[Saved data entries]
::::::::::
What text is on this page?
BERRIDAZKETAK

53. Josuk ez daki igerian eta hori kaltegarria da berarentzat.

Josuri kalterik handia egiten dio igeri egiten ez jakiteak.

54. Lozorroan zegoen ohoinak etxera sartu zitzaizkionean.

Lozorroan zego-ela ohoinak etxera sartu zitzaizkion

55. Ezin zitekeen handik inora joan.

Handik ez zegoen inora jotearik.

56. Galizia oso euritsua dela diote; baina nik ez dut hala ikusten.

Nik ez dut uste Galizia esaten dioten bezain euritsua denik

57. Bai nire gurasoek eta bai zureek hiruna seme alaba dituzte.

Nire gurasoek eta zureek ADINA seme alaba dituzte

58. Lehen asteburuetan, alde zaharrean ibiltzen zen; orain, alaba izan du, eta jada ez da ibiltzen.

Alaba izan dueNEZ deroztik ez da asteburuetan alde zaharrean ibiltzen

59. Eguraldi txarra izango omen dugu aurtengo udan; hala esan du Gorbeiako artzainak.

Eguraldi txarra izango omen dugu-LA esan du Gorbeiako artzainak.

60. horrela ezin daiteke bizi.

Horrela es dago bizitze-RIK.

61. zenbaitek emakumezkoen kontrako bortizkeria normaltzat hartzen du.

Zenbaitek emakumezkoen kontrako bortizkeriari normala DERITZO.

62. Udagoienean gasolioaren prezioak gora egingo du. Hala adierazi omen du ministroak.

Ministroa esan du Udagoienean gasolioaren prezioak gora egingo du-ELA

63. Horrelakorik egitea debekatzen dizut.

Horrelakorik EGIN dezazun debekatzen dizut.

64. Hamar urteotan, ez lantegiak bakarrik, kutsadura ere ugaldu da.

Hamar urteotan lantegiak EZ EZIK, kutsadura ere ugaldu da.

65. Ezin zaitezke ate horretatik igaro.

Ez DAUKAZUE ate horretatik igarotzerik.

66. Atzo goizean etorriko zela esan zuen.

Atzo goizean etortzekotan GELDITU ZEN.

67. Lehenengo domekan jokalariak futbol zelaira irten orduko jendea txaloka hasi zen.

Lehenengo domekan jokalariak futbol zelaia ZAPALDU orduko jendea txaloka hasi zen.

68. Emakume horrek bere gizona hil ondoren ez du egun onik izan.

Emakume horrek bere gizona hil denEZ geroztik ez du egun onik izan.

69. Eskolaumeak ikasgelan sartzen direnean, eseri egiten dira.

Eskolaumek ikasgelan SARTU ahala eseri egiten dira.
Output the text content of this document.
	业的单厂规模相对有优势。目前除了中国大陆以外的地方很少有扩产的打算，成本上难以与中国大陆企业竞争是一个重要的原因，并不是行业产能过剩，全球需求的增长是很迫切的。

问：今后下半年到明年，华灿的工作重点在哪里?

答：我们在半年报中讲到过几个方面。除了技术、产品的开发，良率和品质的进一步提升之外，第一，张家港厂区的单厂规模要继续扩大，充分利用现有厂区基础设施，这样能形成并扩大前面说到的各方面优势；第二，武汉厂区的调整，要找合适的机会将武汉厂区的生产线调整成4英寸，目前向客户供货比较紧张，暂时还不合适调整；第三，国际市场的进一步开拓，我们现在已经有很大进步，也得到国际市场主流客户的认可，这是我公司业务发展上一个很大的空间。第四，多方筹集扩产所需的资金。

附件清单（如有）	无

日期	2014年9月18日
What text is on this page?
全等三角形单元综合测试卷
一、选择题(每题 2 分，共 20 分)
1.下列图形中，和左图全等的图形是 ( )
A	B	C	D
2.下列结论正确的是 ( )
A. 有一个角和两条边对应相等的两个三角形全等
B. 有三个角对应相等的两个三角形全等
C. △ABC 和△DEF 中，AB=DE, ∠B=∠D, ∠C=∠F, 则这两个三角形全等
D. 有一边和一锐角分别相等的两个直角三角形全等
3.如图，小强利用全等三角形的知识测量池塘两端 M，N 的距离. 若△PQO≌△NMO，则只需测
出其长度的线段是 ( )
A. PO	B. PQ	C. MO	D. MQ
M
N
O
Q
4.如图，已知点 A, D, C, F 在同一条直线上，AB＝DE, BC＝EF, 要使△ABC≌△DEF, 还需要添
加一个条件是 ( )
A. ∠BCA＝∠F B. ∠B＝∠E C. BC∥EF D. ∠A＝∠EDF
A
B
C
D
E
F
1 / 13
::::::::::
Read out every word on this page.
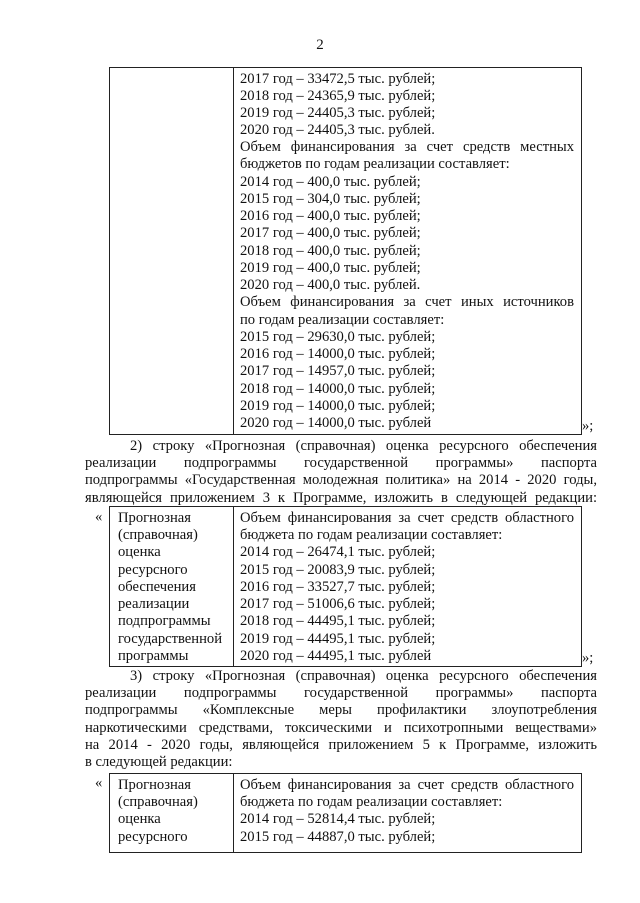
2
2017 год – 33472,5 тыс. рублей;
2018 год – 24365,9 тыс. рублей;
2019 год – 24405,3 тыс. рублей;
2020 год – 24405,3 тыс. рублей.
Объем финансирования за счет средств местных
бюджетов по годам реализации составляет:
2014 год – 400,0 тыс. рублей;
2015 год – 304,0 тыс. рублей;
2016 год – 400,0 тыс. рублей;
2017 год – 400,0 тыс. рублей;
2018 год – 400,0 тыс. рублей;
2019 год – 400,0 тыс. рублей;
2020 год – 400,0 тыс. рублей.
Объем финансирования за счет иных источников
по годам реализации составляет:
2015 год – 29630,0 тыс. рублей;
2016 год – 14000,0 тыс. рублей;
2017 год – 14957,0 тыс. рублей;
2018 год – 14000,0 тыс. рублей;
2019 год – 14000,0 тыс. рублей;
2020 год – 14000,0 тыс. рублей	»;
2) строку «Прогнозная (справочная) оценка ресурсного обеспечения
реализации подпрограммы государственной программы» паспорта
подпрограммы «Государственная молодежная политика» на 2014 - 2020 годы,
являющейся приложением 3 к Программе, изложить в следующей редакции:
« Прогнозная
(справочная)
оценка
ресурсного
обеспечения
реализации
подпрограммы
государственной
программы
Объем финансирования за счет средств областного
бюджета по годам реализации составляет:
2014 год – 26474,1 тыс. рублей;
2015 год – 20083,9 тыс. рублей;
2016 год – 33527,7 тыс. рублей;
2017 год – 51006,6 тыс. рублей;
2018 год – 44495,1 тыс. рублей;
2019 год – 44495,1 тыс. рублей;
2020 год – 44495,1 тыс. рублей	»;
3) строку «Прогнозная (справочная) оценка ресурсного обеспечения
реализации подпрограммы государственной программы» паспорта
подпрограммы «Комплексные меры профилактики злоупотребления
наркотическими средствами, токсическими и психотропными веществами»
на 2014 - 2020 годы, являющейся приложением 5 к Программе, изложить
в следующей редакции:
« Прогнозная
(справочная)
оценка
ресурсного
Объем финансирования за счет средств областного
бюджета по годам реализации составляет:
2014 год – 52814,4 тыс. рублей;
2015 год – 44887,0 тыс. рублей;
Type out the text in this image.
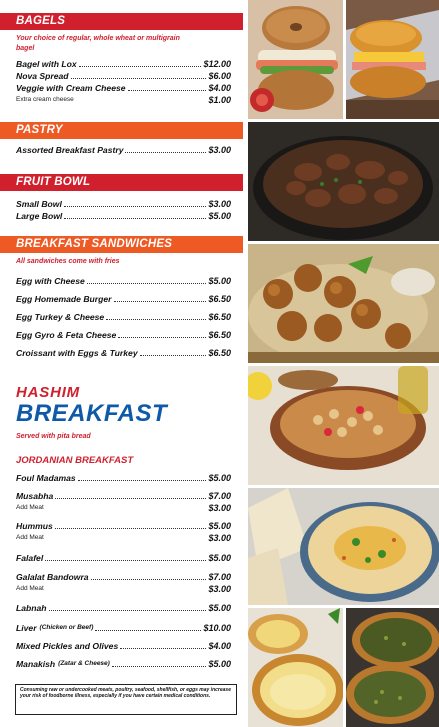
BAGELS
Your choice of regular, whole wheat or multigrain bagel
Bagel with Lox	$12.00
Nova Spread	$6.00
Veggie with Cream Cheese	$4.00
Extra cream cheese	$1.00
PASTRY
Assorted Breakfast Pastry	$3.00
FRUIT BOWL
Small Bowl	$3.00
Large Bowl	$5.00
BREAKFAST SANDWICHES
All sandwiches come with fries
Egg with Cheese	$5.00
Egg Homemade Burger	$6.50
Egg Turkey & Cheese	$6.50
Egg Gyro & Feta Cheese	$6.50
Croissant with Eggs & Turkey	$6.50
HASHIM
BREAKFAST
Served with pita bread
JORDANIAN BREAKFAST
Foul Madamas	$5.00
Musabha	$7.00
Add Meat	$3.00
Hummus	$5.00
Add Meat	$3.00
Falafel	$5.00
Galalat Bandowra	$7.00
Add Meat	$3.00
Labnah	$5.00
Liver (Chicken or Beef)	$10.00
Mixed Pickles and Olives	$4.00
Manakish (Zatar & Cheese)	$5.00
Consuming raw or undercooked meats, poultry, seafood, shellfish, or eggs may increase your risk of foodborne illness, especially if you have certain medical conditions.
::::::::::
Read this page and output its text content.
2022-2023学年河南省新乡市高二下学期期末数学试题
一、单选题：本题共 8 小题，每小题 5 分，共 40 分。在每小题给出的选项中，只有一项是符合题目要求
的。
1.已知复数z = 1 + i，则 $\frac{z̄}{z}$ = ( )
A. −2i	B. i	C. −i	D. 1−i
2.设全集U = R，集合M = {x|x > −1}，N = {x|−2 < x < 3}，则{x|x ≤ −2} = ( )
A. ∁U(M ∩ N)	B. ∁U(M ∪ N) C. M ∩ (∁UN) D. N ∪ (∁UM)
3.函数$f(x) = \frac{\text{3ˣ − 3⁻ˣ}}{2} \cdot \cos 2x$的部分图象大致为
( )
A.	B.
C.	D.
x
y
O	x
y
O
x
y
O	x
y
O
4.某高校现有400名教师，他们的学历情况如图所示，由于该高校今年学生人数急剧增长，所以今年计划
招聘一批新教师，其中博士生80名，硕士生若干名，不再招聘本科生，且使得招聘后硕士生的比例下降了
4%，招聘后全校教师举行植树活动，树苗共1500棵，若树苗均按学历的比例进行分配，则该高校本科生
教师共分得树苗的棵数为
::::::::::
Task instructions
Return every line above that contains the word "esan".

Solution to the problem
59. Eguraldi txarra izango omen dugu aurtengo udan; hala esan du Gorbeiako artzainak.
Eguraldi txarra izango omen dugu-LA esan du Gorbeiako artzainak.
Ministroa esan du Udagoienean gasolioaren prezioak gora egingo du-ELA
66. Atzo goizean etorriko zela esan zuen.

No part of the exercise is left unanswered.